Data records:
++++++

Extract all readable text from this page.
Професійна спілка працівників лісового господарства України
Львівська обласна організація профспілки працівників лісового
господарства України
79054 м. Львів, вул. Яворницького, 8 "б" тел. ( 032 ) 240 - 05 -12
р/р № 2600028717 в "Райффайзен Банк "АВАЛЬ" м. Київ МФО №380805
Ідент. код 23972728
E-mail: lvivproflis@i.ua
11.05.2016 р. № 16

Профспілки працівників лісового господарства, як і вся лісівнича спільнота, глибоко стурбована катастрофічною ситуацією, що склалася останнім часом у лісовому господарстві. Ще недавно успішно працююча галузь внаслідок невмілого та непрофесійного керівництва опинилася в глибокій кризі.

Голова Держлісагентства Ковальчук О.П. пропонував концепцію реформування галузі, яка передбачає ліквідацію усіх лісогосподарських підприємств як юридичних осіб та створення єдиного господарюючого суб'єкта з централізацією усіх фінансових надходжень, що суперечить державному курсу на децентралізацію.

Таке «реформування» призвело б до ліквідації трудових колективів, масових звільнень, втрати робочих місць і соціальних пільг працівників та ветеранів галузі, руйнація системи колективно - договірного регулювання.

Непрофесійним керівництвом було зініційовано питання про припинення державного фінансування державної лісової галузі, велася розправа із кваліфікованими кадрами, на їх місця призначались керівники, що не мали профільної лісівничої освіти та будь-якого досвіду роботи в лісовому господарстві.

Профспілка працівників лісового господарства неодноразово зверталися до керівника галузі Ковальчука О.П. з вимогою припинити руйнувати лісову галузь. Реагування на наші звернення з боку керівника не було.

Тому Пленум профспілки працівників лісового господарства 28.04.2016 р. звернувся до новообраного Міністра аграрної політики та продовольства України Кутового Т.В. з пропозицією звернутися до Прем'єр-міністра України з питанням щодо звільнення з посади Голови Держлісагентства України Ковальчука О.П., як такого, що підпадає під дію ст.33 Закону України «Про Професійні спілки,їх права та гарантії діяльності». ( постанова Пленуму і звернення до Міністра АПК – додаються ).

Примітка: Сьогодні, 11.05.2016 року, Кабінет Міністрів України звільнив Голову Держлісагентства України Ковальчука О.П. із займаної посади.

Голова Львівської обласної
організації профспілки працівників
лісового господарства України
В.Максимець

++++++

Copy out every line holding the string "Держлісагентства".

Голова Держлісагентства Ковальчук О.П. пропонував концепцію реформування галузі, яка передбачає ліквідацію усіх лісогосподарських підприємств як юридичних осіб та створення єдиного господарюючого суб'єкта з централізацією усіх фінансових надходжень, що суперечить державному курсу на децентралізацію.
Тому Пленум профспілки працівників лісового господарства 28.04.2016 р. звернувся до новообраного Міністра аграрної політики та продовольства України Кутового Т.В. з пропозицією звернутися до Прем'єр-міністра України з питанням щодо звільнення з посади Голови Держлісагентства України Ковальчука О.П., як такого, що підпадає під дію ст.33 Закону України «Про Професійні спілки,їх права та гарантії діяльності». ( постанова Пленуму і звернення до Міністра АПК – додаються ).
Примітка: Сьогодні, 11.05.2016 року, Кабінет Міністрів України звільнив Голову Держлісагентства України Ковальчука О.П. із займаної посади.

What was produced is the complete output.